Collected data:
## start
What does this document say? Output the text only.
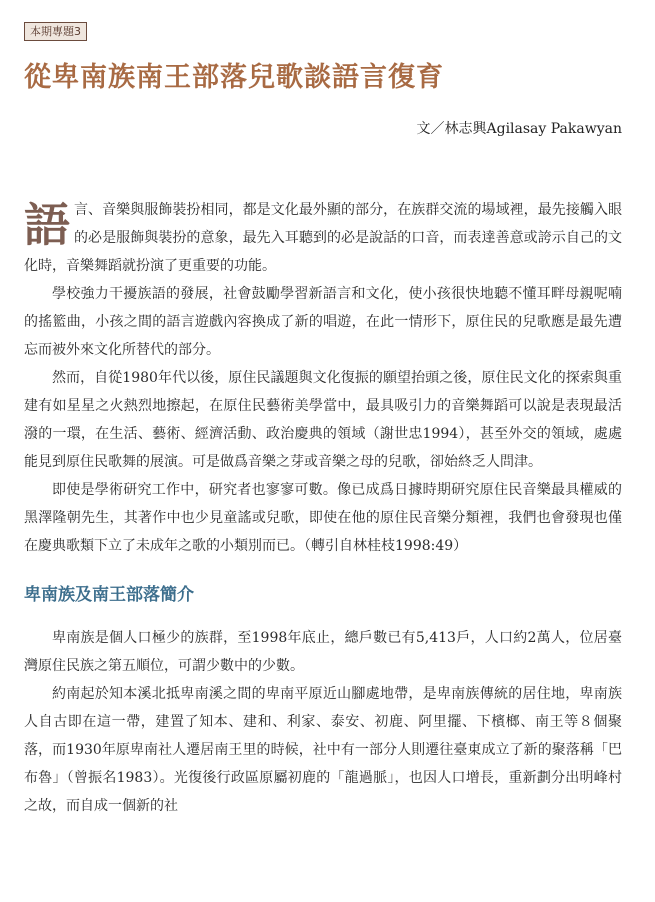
本期專題3
從卑南族南王部落兒歌談語言復育
文／林志興Agilasay Pakawyan

語言、音樂與服飾裝扮相同，都是文化最外顯的部分，在族群交流的場域裡，最先接觸入眼的必是服飾與裝扮的意象，最先入耳聽到的必是說話的口音，而表達善意或誇示自己的文化時，音樂舞蹈就扮演了更重要的功能。

學校強力干擾族語的發展，社會鼓勵學習新語言和文化，使小孩很快地聽不懂耳畔母親呢喃的搖籃曲，小孩之間的語言遊戲內容換成了新的唱遊，在此一情形下，原住民的兒歌應是最先遭忘而被外來文化所替代的部分。

然而，自從1980年代以後，原住民議題與文化復振的願望抬頭之後，原住民文化的探索與重建有如星星之火熱烈地擦起，在原住民藝術美學當中，最具吸引力的音樂舞蹈可以說是表現最活潑的一環，在生活、藝術、經濟活動、政治慶典的領域（謝世忠1994），甚至外交的領域，處處能見到原住民歌舞的展演。可是做爲音樂之芽或音樂之母的兒歌，卻始終乏人問津。

即使是學術研究工作中，研究者也寥寥可數。像已成爲日據時期研究原住民音樂最具權威的黑澤隆朝先生，其著作中也少見童謠或兒歌，即使在他的原住民音樂分類裡，我們也會發現也僅在慶典歌類下立了未成年之歌的小類別而已。（轉引自林桂枝1998:49）

卑南族及南王部落簡介

卑南族是個人口極少的族群，至1998年底止，總戶數已有5,413戶，人口約2萬人，位居臺灣原住民族之第五順位，可謂少數中的少數。

約南起於知本溪北抵卑南溪之間的卑南平原近山腳處地帶，是卑南族傳統的居住地，卑南族人自古即在這一帶，建置了知本、建和、利家、泰安、初鹿、阿里擺、下檳榔、南王等８個聚落，而1930年原卑南社人遷居南王里的時候，社中有一部分人則遷往臺東成立了新的聚落稱「巴布魯」（曾振名1983）。光復後行政區原屬初鹿的「龍過脈」，也因人口增長，重新劃分出明峰村之故，而自成一個新的社
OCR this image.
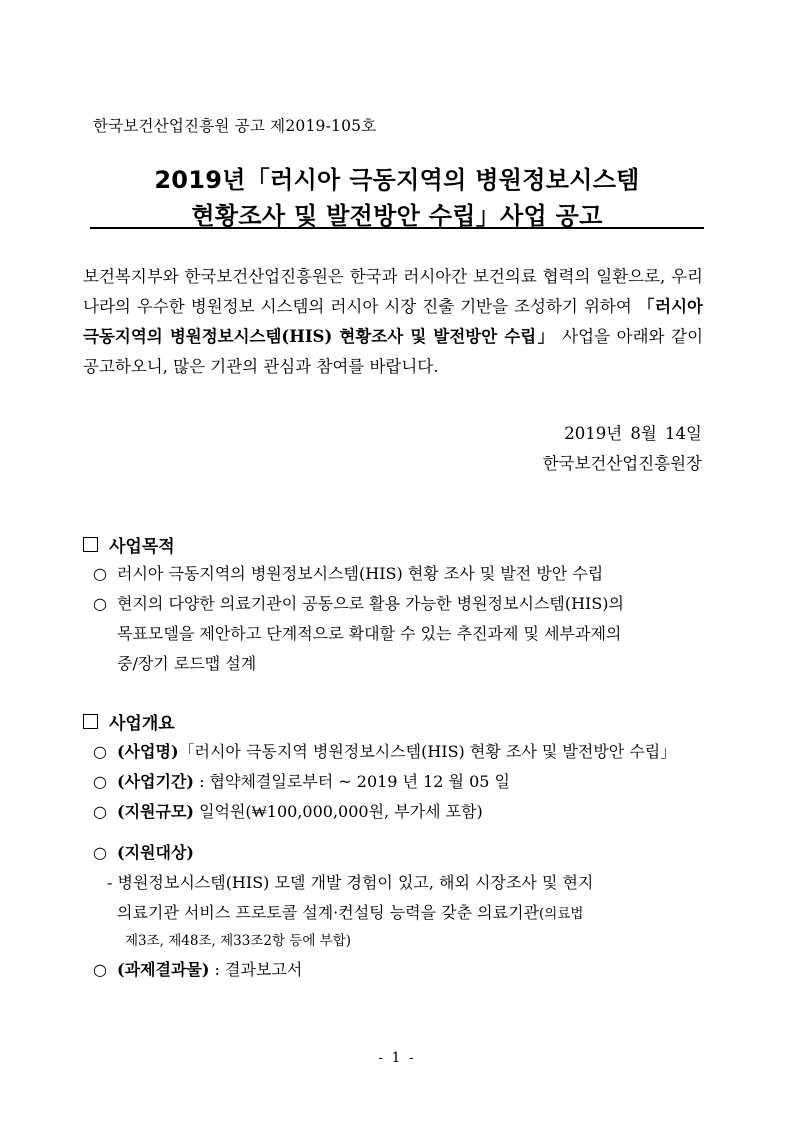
한국보건산업진흥원 공고 제2019-105호
2019년「러시아 극동지역의 병원정보시스템
현황조사 및 발전방안 수립」사업 공고
보건복지부와 한국보건산업진흥원은 한국과 러시아간 보건의료 협력의 일환으로, 우리나라의 우수한 병원정보 시스템의 러시아 시장 진출 기반을 조성하기 위하여 「러시아 극동지역의 병원정보시스템(HIS) 현황조사 및 발전방안 수립」 사업을 아래와 같이 공고하오니, 많은 기관의 관심과 참여를 바랍니다.
2019년 8월 14일
한국보건산업진흥원장
사업목적
○ 러시아 극동지역의 병원정보시스템(HIS) 현황 조사 및 발전 방안 수립
○ 현지의 다양한 의료기관이 공동으로 활용 가능한 병원정보시스템(HIS)의
목표모델을 제안하고 단계적으로 확대할 수 있는 추진과제 및 세부과제의
중/장기 로드맵 설계
사업개요
○ (사업명)「러시아 극동지역 병원정보시스템(HIS) 현황 조사 및 발전방안 수립」
○ (사업기간) : 협약체결일로부터 ~ 2019 년 12 월 05 일
○ (지원규모) 일억원(₩100,000,000원, 부가세 포함)
○ (지원대상)
- 병원정보시스템(HIS) 모델 개발 경험이 있고, 해외 시장조사 및 현지
의료기관 서비스 프로토콜 설계·컨설팅 능력을 갖춘 의료기관(의료법
제3조, 제48조, 제33조2항 등에 부합)
○ (과제결과물) : 결과보고서
- 1 -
## end
Report the number of lines in the entries above that include the word "this" and add nothing to it.

# THE OUTPUT
2